| Short problem |
Which lines below hold the word "change"? Report each one.
====
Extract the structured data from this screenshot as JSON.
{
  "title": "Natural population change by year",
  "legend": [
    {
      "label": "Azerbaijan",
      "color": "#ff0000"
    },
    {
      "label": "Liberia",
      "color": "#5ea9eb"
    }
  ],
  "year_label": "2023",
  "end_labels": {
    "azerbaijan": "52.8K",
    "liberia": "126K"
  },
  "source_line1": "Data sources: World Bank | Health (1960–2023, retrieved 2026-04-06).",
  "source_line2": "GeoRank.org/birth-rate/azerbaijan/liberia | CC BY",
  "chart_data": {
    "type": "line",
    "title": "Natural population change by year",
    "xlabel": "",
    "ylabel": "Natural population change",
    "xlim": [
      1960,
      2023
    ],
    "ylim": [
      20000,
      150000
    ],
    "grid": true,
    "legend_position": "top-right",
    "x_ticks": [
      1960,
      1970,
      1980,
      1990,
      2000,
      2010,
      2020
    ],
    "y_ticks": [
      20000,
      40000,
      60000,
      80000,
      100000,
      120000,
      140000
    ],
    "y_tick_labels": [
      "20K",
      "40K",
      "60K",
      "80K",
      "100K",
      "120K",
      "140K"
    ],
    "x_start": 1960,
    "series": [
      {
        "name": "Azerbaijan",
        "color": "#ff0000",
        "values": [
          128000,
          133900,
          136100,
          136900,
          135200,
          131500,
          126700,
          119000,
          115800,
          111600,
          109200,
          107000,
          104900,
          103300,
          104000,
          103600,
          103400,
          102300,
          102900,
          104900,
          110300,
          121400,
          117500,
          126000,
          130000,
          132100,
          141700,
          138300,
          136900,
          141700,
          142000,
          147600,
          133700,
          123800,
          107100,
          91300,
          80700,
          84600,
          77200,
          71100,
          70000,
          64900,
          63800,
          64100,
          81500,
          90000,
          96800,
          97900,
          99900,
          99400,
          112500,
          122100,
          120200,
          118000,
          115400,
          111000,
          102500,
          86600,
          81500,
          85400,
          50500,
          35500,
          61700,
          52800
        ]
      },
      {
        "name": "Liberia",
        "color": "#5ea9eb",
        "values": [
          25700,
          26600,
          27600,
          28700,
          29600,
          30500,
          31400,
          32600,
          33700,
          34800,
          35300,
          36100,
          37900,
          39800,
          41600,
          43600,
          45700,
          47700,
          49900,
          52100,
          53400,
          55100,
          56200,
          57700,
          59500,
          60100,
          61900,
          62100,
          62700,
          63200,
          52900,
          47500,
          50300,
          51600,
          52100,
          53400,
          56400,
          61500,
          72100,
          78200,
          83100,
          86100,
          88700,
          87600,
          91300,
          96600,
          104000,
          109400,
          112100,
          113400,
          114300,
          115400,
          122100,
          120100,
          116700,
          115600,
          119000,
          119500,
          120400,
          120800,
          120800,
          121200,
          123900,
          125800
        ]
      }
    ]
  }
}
====
| Written response |
  "title": "Natural population change by year",
    "title": "Natural population change by year",
    "ylabel": "Natural population change",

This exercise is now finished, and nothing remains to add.